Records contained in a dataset
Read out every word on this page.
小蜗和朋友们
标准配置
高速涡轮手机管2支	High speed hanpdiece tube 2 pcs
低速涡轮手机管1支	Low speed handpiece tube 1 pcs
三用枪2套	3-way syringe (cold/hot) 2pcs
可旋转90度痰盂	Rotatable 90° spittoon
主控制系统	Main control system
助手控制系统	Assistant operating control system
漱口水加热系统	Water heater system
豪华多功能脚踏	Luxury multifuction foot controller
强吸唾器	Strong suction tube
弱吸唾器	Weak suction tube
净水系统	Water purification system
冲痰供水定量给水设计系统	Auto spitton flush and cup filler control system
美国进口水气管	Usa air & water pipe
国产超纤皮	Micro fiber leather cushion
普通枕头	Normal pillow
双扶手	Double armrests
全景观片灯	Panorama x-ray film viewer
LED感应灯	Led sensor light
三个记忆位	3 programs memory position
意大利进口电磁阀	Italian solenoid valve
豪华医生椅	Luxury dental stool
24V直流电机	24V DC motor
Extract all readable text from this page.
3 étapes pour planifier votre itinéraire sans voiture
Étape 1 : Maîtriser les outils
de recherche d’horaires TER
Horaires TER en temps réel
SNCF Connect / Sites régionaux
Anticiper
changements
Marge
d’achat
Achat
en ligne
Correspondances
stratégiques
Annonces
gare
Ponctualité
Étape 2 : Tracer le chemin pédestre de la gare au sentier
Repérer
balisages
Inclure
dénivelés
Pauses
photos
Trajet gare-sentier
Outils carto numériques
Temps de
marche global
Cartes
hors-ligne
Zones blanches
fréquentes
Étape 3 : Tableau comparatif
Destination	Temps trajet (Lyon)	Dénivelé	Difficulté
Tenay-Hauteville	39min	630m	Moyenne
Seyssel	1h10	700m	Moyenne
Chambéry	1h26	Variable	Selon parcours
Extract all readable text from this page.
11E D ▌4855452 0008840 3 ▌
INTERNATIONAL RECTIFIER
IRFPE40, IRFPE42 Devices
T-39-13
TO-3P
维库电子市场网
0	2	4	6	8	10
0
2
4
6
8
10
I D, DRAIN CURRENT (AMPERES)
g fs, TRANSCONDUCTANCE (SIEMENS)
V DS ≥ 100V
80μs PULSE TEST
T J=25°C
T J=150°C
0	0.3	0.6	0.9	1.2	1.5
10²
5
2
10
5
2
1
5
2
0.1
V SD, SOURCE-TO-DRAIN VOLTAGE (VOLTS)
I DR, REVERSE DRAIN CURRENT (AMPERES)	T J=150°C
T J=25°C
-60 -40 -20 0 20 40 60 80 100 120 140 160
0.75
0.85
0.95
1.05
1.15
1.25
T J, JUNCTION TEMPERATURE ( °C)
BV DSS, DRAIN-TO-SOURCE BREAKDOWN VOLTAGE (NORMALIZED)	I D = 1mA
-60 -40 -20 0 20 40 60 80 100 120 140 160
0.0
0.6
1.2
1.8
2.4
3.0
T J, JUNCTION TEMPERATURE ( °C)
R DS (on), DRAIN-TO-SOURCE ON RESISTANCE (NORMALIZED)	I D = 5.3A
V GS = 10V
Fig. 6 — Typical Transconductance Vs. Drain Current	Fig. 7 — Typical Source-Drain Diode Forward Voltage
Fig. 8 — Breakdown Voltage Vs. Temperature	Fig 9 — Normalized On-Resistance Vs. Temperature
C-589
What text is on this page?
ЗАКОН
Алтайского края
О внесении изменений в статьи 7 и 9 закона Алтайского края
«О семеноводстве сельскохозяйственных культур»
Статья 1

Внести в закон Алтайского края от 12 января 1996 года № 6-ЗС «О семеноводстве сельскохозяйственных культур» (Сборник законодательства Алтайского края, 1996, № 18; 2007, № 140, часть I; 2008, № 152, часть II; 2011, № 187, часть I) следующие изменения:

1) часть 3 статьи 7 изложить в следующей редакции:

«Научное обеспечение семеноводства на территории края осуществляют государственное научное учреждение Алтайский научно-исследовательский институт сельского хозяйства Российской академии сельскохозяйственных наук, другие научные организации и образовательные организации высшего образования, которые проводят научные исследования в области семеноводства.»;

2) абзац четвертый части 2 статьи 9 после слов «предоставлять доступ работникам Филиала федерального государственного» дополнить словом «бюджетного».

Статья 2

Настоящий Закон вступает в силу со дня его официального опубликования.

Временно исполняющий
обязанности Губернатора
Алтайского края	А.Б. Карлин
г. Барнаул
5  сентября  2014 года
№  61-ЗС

Exercise details:
Take every line from the data that contains the word "года".

Final result:
Внести в закон Алтайского края от 12 января 1996 года № 6-ЗС «О семеноводстве сельскохозяйственных культур» (Сборник законодательства Алтайского края, 1996, № 18; 2007, № 140, часть I; 2008, № 152, часть II; 2011, № 187, часть I) следующие изменения:
5  сентября  2014 года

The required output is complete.